Layout dataset entries:
================

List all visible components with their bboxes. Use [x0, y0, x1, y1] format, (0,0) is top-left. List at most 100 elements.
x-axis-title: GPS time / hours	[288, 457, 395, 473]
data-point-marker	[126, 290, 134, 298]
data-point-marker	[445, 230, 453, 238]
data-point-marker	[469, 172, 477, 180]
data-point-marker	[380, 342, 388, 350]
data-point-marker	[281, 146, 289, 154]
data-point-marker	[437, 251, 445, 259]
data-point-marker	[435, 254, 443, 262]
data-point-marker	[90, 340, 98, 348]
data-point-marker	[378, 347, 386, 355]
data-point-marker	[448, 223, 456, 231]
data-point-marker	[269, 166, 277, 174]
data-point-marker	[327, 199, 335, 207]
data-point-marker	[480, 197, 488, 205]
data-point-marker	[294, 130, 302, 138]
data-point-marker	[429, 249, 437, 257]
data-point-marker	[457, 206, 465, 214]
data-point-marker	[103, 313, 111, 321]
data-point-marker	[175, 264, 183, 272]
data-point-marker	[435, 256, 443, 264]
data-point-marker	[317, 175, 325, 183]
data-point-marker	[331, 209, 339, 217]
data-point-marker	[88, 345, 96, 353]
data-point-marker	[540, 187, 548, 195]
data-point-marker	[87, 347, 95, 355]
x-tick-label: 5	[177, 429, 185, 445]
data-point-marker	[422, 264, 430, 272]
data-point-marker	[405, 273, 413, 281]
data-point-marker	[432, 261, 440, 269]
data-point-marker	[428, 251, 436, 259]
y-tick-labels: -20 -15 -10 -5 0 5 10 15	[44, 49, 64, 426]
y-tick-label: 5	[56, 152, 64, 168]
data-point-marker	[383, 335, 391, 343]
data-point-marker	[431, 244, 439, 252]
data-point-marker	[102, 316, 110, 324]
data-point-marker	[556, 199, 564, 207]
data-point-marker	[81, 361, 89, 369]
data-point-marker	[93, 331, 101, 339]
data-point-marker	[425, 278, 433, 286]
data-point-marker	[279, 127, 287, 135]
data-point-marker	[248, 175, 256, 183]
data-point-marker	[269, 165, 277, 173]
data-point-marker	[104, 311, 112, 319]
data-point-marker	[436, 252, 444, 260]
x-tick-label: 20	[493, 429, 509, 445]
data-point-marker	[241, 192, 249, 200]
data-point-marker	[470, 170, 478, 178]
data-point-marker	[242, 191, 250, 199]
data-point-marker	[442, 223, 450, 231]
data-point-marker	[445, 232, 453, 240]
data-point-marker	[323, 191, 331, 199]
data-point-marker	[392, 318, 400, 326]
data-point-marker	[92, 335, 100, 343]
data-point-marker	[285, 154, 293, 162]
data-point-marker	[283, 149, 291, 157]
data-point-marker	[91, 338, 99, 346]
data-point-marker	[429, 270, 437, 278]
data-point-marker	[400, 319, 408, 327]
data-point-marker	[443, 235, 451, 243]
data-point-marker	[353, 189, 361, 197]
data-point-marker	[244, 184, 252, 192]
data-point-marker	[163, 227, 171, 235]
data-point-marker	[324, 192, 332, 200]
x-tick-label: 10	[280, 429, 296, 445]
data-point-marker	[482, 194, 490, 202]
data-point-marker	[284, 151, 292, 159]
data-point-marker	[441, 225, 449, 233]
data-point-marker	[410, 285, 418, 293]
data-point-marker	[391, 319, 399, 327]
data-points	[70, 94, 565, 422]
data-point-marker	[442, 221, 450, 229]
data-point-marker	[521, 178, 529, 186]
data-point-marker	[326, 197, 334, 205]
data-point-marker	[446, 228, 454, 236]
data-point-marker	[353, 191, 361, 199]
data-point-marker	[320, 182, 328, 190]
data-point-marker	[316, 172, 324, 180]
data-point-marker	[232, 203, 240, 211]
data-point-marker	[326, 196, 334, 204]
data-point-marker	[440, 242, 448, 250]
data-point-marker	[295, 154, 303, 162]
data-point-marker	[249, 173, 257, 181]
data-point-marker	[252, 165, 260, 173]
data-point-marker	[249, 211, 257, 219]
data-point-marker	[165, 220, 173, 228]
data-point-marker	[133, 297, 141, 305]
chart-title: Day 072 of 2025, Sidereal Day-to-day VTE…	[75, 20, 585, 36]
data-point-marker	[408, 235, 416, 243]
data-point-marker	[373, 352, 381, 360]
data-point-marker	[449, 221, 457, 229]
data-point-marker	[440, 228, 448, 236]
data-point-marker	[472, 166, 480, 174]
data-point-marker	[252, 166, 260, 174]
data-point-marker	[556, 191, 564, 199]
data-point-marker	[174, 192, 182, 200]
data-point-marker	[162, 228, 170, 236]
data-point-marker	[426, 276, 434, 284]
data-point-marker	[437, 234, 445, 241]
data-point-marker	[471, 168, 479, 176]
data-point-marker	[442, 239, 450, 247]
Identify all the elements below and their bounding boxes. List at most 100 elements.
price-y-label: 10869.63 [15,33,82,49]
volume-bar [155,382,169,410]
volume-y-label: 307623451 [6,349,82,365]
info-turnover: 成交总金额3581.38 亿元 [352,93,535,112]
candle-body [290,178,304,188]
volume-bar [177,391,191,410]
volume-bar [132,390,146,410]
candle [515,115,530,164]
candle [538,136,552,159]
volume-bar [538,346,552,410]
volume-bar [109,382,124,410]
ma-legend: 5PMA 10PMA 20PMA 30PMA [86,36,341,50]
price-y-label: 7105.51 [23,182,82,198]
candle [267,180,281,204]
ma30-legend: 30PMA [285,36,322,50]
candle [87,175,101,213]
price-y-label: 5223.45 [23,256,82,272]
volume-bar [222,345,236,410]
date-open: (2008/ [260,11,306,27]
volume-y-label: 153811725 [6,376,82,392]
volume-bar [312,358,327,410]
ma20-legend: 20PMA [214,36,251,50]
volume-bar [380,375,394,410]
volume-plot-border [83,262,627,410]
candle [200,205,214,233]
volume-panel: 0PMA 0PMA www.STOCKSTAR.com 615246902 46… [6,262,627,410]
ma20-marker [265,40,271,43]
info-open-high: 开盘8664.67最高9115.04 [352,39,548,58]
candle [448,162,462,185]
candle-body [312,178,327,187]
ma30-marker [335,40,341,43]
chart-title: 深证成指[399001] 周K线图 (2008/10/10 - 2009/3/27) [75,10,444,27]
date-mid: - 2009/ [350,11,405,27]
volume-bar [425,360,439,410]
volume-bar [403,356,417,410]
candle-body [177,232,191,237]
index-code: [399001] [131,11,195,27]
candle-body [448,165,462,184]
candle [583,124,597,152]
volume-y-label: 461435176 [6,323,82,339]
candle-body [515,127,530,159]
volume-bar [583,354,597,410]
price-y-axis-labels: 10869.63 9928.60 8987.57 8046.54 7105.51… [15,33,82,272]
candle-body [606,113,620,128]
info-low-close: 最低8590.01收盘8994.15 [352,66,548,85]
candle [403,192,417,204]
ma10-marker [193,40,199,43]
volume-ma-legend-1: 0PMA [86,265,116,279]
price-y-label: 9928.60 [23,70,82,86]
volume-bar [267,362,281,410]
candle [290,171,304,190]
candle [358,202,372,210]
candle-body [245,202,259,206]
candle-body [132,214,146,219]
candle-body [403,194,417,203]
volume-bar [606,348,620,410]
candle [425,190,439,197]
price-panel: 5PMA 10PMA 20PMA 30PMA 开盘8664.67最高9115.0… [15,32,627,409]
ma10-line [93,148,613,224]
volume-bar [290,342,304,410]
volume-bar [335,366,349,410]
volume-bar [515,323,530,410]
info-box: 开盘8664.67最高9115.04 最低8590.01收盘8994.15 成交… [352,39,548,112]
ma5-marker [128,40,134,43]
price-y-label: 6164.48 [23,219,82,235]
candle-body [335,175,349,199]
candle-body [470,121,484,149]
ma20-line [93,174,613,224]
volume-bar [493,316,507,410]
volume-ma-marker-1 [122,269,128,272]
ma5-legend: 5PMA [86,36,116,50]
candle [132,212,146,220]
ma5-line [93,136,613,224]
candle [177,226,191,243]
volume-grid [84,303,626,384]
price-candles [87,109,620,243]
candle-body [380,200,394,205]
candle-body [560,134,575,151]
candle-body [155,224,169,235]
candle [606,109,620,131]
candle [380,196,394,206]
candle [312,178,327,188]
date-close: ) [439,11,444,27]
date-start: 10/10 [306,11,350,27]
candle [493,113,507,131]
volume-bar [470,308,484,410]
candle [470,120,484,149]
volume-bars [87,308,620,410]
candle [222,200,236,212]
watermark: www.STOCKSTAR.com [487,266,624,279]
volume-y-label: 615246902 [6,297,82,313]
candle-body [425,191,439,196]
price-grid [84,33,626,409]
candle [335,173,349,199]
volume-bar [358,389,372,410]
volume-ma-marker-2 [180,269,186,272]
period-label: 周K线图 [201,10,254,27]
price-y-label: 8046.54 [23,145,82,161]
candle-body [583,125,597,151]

================

Aim:
Retype the entries from the very first line down to the line containing "340, 98, 348]", inclusive. Reproduce every line character for character.

Written solution:
List all visible components with their bboxes. Use [x0, y0, x1, y1] format, (0,0) is top-left. List at most 100 elements.
x-axis-title: GPS time / hours	[288, 457, 395, 473]
data-point-marker	[126, 290, 134, 298]
data-point-marker	[445, 230, 453, 238]
data-point-marker	[469, 172, 477, 180]
data-point-marker	[380, 342, 388, 350]
data-point-marker	[281, 146, 289, 154]
data-point-marker	[437, 251, 445, 259]
data-point-marker	[435, 254, 443, 262]
data-point-marker	[90, 340, 98, 348]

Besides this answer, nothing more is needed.